[START]
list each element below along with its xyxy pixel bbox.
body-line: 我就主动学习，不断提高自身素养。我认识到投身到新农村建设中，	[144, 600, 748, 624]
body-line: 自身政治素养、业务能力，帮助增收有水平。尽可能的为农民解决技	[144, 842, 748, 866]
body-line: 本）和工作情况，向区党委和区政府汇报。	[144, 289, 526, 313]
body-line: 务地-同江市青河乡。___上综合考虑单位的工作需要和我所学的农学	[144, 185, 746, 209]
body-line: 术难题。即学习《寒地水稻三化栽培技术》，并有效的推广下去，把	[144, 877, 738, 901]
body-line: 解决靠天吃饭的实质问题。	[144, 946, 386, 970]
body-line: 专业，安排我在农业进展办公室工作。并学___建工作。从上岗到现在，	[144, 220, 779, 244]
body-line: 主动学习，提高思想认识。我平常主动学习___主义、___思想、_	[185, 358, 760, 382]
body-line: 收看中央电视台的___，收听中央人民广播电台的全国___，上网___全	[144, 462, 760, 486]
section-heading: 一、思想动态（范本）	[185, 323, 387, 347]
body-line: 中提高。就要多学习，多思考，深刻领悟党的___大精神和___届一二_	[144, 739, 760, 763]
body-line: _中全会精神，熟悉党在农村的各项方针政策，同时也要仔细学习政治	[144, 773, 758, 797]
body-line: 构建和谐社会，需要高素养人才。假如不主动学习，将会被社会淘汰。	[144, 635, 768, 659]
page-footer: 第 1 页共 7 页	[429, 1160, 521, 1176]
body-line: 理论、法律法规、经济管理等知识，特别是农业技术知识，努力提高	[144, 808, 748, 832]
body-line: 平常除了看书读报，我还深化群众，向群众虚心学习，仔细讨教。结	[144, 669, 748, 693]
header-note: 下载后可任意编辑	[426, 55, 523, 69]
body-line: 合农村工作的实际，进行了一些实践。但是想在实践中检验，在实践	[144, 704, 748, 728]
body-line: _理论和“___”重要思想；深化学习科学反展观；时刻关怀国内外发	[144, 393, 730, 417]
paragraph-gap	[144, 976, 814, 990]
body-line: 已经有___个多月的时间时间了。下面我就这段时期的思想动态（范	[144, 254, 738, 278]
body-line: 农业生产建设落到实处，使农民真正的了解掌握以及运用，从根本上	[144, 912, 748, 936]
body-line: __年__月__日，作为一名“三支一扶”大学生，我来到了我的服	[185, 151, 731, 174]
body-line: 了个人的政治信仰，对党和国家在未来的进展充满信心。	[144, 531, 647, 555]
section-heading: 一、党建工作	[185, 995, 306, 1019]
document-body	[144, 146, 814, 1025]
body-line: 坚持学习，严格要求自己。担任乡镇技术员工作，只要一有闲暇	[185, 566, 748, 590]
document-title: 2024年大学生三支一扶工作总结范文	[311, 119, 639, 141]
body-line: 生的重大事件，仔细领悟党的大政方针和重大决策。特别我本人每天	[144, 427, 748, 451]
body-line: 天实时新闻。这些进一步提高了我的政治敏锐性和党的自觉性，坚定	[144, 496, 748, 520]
[END]
Can you write out the lines word for word, everything from the very first one down to the one containing "146, 814, 1025]", with both of those included?

Expected answer>
list each element below along with its xyxy pixel bbox.
body-line: 我就主动学习，不断提高自身素养。我认识到投身到新农村建设中，	[144, 600, 748, 624]
body-line: 自身政治素养、业务能力，帮助增收有水平。尽可能的为农民解决技	[144, 842, 748, 866]
body-line: 本）和工作情况，向区党委和区政府汇报。	[144, 289, 526, 313]
body-line: 务地-同江市青河乡。___上综合考虑单位的工作需要和我所学的农学	[144, 185, 746, 209]
body-line: 术难题。即学习《寒地水稻三化栽培技术》，并有效的推广下去，把	[144, 877, 738, 901]
body-line: 解决靠天吃饭的实质问题。	[144, 946, 386, 970]
body-line: 专业，安排我在农业进展办公室工作。并学___建工作。从上岗到现在，	[144, 220, 779, 244]
body-line: 主动学习，提高思想认识。我平常主动学习___主义、___思想、_	[185, 358, 760, 382]
body-line: 收看中央电视台的___，收听中央人民广播电台的全国___，上网___全	[144, 462, 760, 486]
section-heading: 一、思想动态（范本）	[185, 323, 387, 347]
body-line: 中提高。就要多学习，多思考，深刻领悟党的___大精神和___届一二_	[144, 739, 760, 763]
body-line: _中全会精神，熟悉党在农村的各项方针政策，同时也要仔细学习政治	[144, 773, 758, 797]
body-line: 构建和谐社会，需要高素养人才。假如不主动学习，将会被社会淘汰。	[144, 635, 768, 659]
page-footer: 第 1 页共 7 页	[429, 1160, 521, 1176]
body-line: 理论、法律法规、经济管理等知识，特别是农业技术知识，努力提高	[144, 808, 748, 832]
body-line: 平常除了看书读报，我还深化群众，向群众虚心学习，仔细讨教。结	[144, 669, 748, 693]
header-note: 下载后可任意编辑	[426, 55, 523, 69]
body-line: 合农村工作的实际，进行了一些实践。但是想在实践中检验，在实践	[144, 704, 748, 728]
body-line: _理论和“___”重要思想；深化学习科学反展观；时刻关怀国内外发	[144, 393, 730, 417]
paragraph-gap	[144, 976, 814, 990]
body-line: 已经有___个多月的时间时间了。下面我就这段时期的思想动态（范	[144, 254, 738, 278]
body-line: 农业生产建设落到实处，使农民真正的了解掌握以及运用，从根本上	[144, 912, 748, 936]
body-line: __年__月__日，作为一名“三支一扶”大学生，我来到了我的服	[185, 151, 731, 174]
body-line: 了个人的政治信仰，对党和国家在未来的进展充满信心。	[144, 531, 647, 555]
section-heading: 一、党建工作	[185, 995, 306, 1019]
document-body	[144, 146, 814, 1025]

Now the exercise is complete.